:: Input

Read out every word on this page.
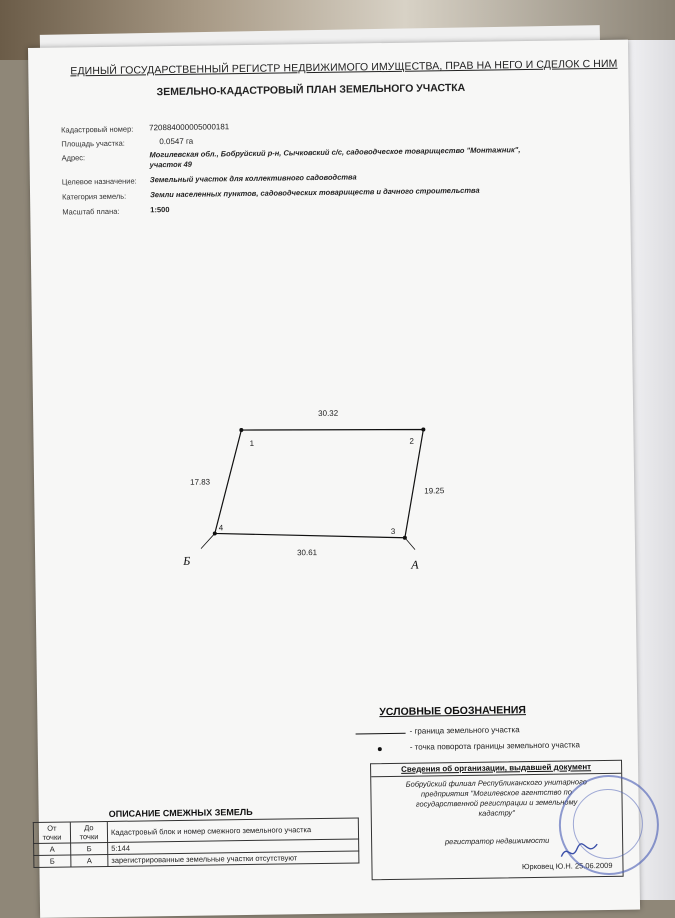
ЕДИНЫЙ ГОСУДАРСТВЕННЫЙ РЕГИСТР НЕДВИЖИМОГО ИМУЩЕСТВА, ПРАВ НА НЕГО И СДЕЛОК С НИМ
ЗЕМЕЛЬНО-КАДАСТРОВЫЙ ПЛАН ЗЕМЕЛЬНОГО УЧАСТКА
Кадастровый номер: 720884000005000181
Площадь участка:	0.0547 га
Адрес:	Могилевская обл., Бобруйский р-н, Сычковский с/с, садоводческое товарищество "Монтажник",
участок 49
Целевое назначение: Земельный участок для коллективного садоводства
Категория земель:	Земли населенных пунктов, садоводческих товариществ и дачного строительства
Масштаб плана:	1:500
30.32
17.83
19.25
30.61
1	2
3
4
Б	А
УСЛОВНЫЕ ОБОЗНАЧЕНИЯ
- граница земельного участка
- точка поворота границы земельного участка
Сведения об организации, выдавшей документ
Бобруйский филиал Республиканского унитарного
предприятия "Могилевское агентство по
государственной регистрации и земельному
кадастру"
регистратор недвижимости
Юрковец Ю.Н. 25.06.2009
ОПИСАНИЕ СМЕЖНЫХ ЗЕМЕЛЬ
От точки	До точки	Кадастровый блок и номер смежного земельного участка
А	Б	5:144
Б	А	зарегистрированные земельные участки отсутствуют
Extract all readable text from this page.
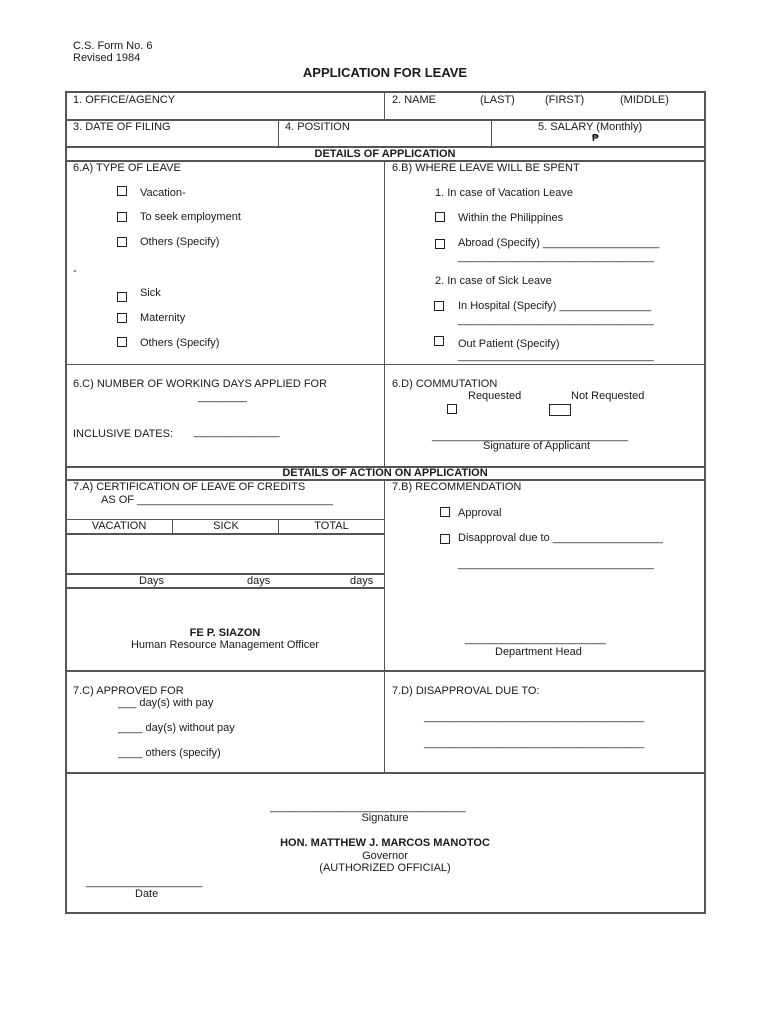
C.S. Form No. 6
Revised 1984
APPLICATION FOR LEAVE
1. OFFICE/AGENCY	2. NAME	(LAST)	(FIRST)	(MIDDLE)
3. DATE OF FILING	4. POSITION	5. SALARY (Monthly)
₱
DETAILS OF APPLICATION
6.A) TYPE OF LEAVE
Vacation-
To seek employment
Others (Specify)
-
Sick
Maternity
Others (Specify)
6.B) WHERE LEAVE WILL BE SPENT
1. In case of Vacation Leave
Within the Philippines
Abroad (Specify) ___________________
________________________________
2. In case of Sick Leave
In Hospital (Specify) _______________
________________________________
Out Patient (Specify)
________________________________
6.C) NUMBER OF WORKING DAYS APPLIED FOR
________
INCLUSIVE DATES: ______________
6.D) COMMUTATION
Requested	Not Requested
________________________________
Signature of Applicant
DETAILS OF ACTION ON APPLICATION
7.A) CERTIFICATION OF LEAVE OF CREDITS
AS OF ________________________________
VACATION	SICK	TOTAL
Days	days	days
FE P. SIAZON
Human Resource Management Officer
7.B) RECOMMENDATION
Approval
Disapproval due to __________________
________________________________
_______________________
Department Head
7.C) APPROVED FOR
___ day(s) with pay
____ day(s) without pay
____ others (specify)
7.D) DISAPPROVAL DUE TO:
____________________________________
____________________________________
________________________________
Signature
HON. MATTHEW J. MARCOS MANOTOC
Governor
(AUTHORIZED OFFICIAL)
___________________
Date
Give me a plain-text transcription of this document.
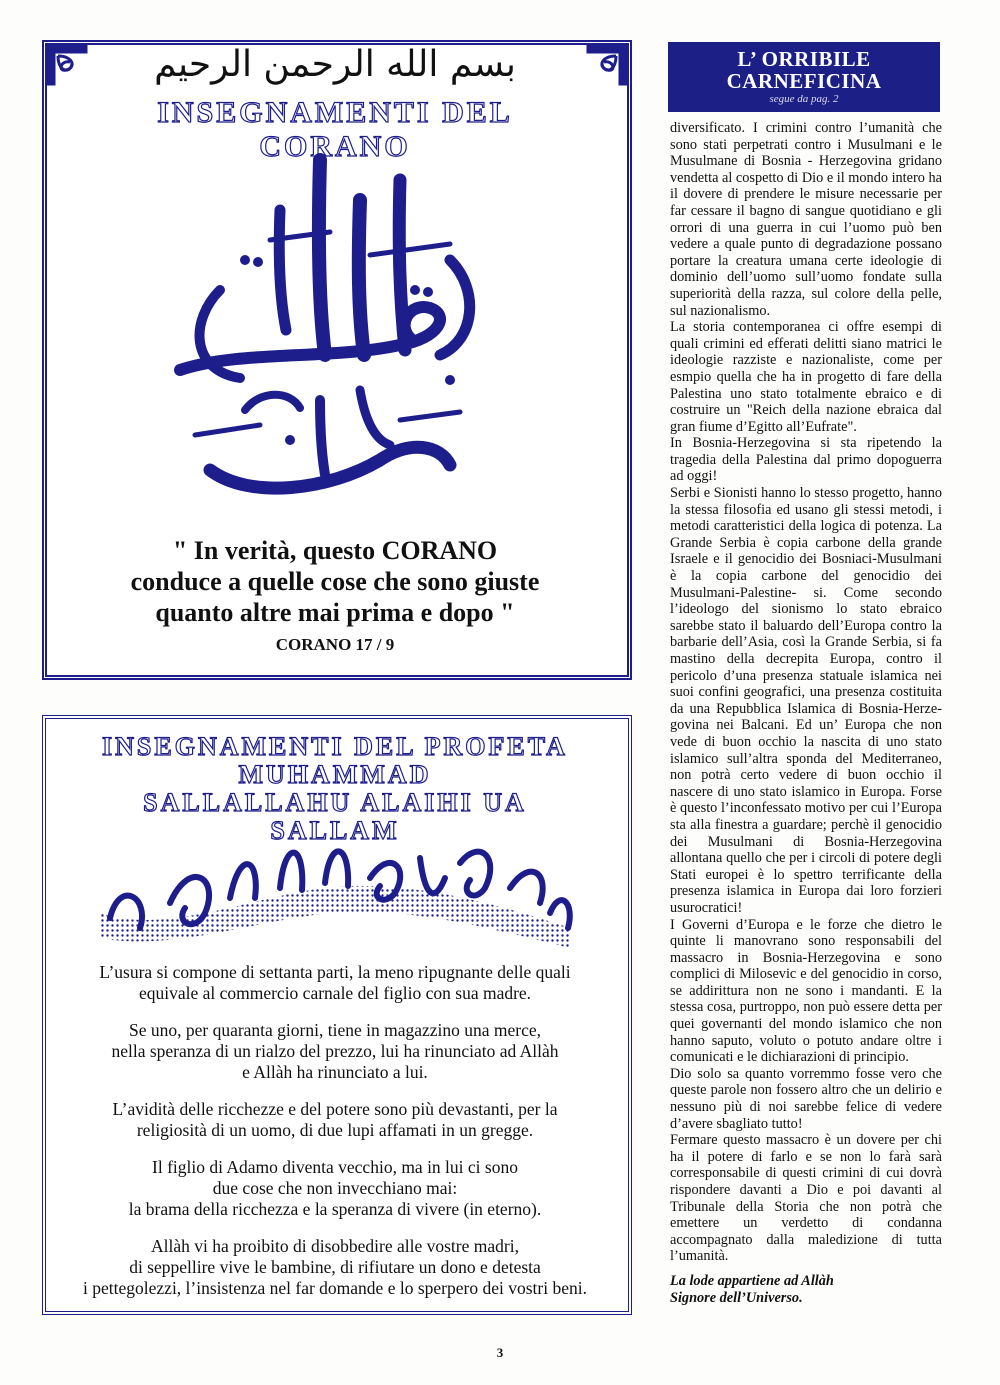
بسم الله الرحمن الرحيم
INSEGNAMENTI DEL CORANO
" In verità, questo CORANO
conduce a quelle cose che sono giuste
quanto altre mai prima e dopo "
CORANO 17 / 9
INSEGNAMENTI DEL PROFETA
MUHAMMAD
SALLALLAHU ALAIHI UA SALLAM

L’usura si compone di settanta parti, la meno ripugnante delle quali
equivale al commercio carnale del figlio con sua madre.

Se uno, per quaranta giorni, tiene in magazzino una merce,
nella speranza di un rialzo del prezzo, lui ha rinunciato ad Allàh
e Allàh ha rinunciato a lui.

L’avidità delle ricchezze e del potere sono più devastanti, per la
religiosità di un uomo, di due lupi affamati in un gregge.

Il figlio di Adamo diventa vecchio, ma in lui ci sono
due cose che non invecchiano mai:
la brama della ricchezza e la speranza di vivere (in eterno).

Allàh vi ha proibito di disobbedire alle vostre madri,
di seppellire vive le bambine, di rifiutare un dono e detesta
i pettegolezzi, l’insistenza nel far domande e lo sperpero dei vostri beni.

L’ ORRIBILE
CARNEFICINA
segue da pag. 2

diversificato. I crimini contro l’umanità che sono stati perpetrati contro i Musulmani e le Musulmane di Bosnia - Herzegovina gridano vendetta al cospetto di Dio e il mondo intero ha il dovere di prendere le misure necessarie per far cessare il bagno di sangue quotidiano e gli orrori di una guerra in cui l’uomo può ben vedere a quale punto di degradazione possano portare la creatura umana certe ideologie di dominio dell’uomo sull’uomo fondate sulla superiorità della razza, sul colore della pelle, sul nazionalismo.

La storia contemporanea ci offre esempi di quali crimini ed efferati delitti siano matrici le ideologie razziste e nazionaliste, come per esmpio quella che ha in progetto di fare della Palestina uno stato totalmente ebraico e di costruire un "Reich della nazione ebraica dal gran fiume d’Egitto all’Eufrate".

In Bosnia-Herzegovina si sta ripetendo la tragedia della Palestina dal primo dopoguerra ad oggi!

Serbi e Sionisti hanno lo stesso progetto, hanno la stessa filosofia ed usano gli stessi metodi, i metodi caratteristici della logica di potenza. La Grande Serbia è copia carbone della grande Israele e il genocidio dei Bosniaci-Musulmani è la copia carbone del genocidio dei Musulmani-Palestine- si. Come secondo l’ideologo del sionismo lo stato ebraico sarebbe stato il baluardo dell’Europa contro la barbarie dell’Asia, così la Grande Serbia, si fa mastino della decrepita Europa, contro il pericolo d’una presenza statuale islamica nei suoi confini geografici, una presenza costituita da una Repubblica Islamica di Bosnia-Herze- govina nei Balcani. Ed un’ Europa che non vede di buon occhio la nascita di uno stato islamico sull’altra sponda del Mediterraneo, non potrà certo vedere di buon occhio il nascere di uno stato islamico in Europa. Forse è questo l’inconfessato motivo per cui l’Europa sta alla finestra a guardare; perchè il genocidio dei Musulmani di Bosnia-Herzegovina allontana quello che per i circoli di potere degli Stati europei è lo spettro terrificante della presenza islamica in Europa dai loro forzieri usurocratici!

I Governi d’Europa e le forze che dietro le quinte li manovrano sono responsabili del massacro in Bosnia-Herzegovina e sono complici di Milosevic e del genocidio in corso, se addirittura non ne sono i mandanti. E la stessa cosa, purtroppo, non può essere detta per quei governanti del mondo islamico che non hanno saputo, voluto o potuto andare oltre i comunicati e le dichiarazioni di principio.

Dio solo sa quanto vorremmo fosse vero che queste parole non fossero altro che un delirio e nessuno più di noi sarebbe felice di vedere d’avere sbagliato tutto!

Fermare questo massacro è un dovere per chi ha il potere di farlo e se non lo farà sarà corresponsabile di questi crimini di cui dovrà rispondere davanti a Dio e poi davanti al Tribunale della Storia che non potrà che emettere un verdetto di condanna accompagnato dalla maledizione di tutta l’umanità.

La lode appartiene ad Allàh
Signore dell’Universo.
3
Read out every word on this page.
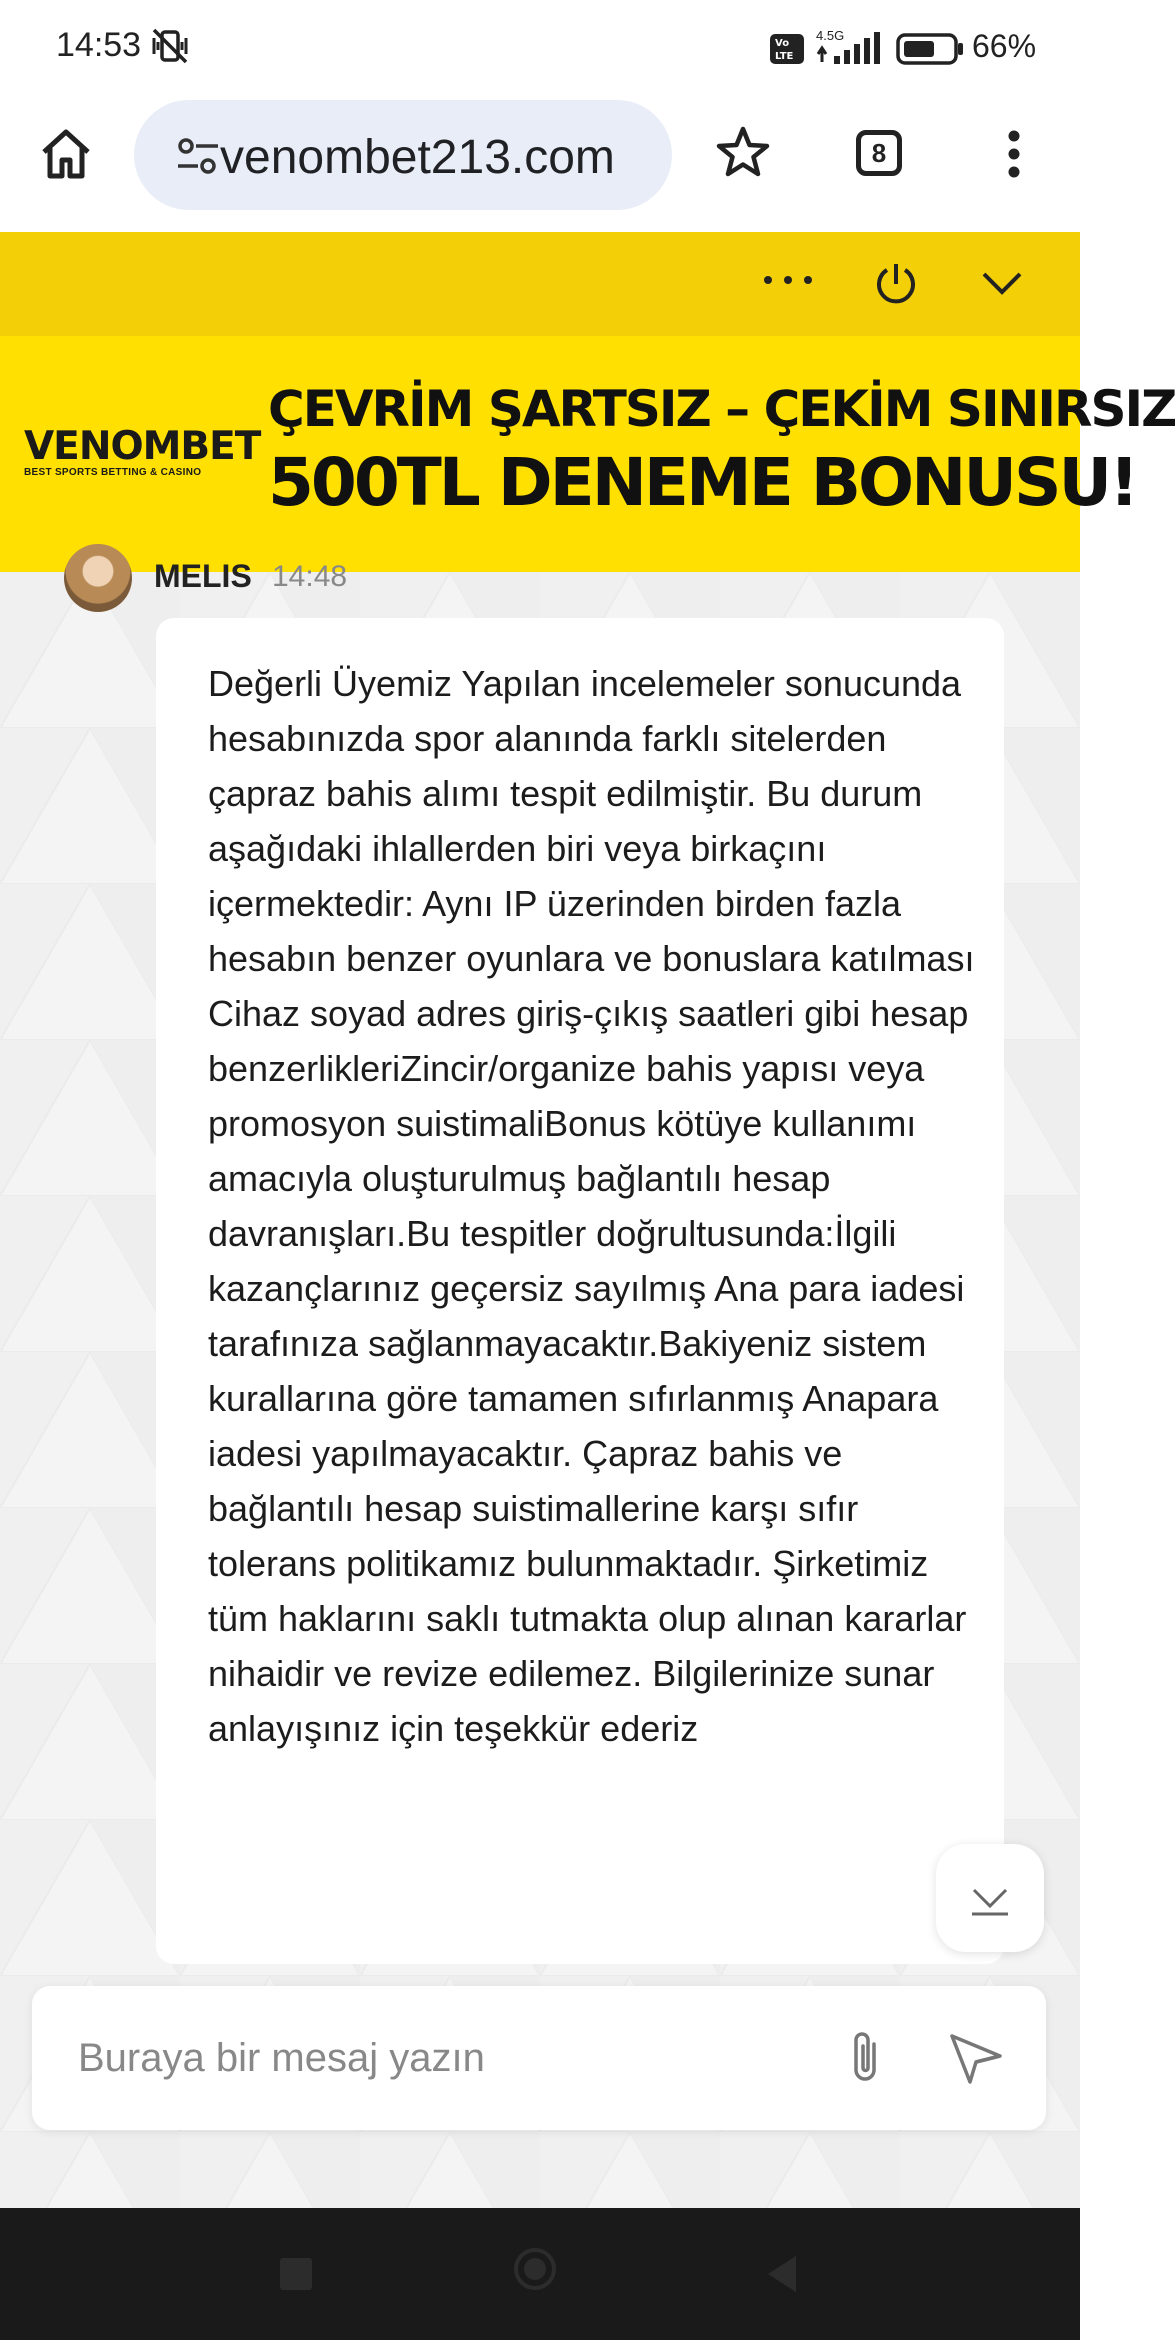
14:53	Vo
LTE
4.5G	66%
venombet213.com	8
VENOMBET
BEST SPORTS BETTING & CASINO
ÇEVRİM ŞARTSIZ – ÇEKİM SINIRSIZ
500TL DENEME BONUSU!
MELIS 14:48
Değerli Üyemiz Yapılan incelemeler sonucunda hesabınızda spor alanında farklı sitelerden çapraz bahis alımı tespit edilmiştir. Bu durum aşağıdaki ihlallerden biri veya birkaçını içermektedir: Aynı IP üzerinden birden fazla hesabın benzer oyunlara ve bonuslara katılması Cihaz soyad adres giriş-çıkış saatleri gibi hesap benzerlikleriZincir/organize bahis yapısı veya promosyon suistimaliBonus kötüye kullanımı amacıyla oluşturulmuş bağlantılı hesap davranışları.Bu tespitler doğrultusunda:İlgili kazançlarınız geçersiz sayılmış Ana para iadesi tarafınıza sağlanmayacaktır.Bakiyeniz sistem kurallarına göre tamamen sıfırlanmış Anapara iadesi yapılmayacaktır. Çapraz bahis ve bağlantılı hesap suistimallerine karşı sıfır tolerans politikamız bulunmaktadır. Şirketimiz tüm haklarını saklı tutmakta olup alınan kararlar nihaidir ve revize edilemez. Bilgilerinize sunar anlayışınız için teşekkür ederiz
Buraya bir mesaj yazın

::::

[Short exercise]:
Gather each line holding the string "CORANO".

[Complete answer]:
INSEGNAMENTI DEL CORANO
" In verità, questo CORANO
CORANO 17 / 9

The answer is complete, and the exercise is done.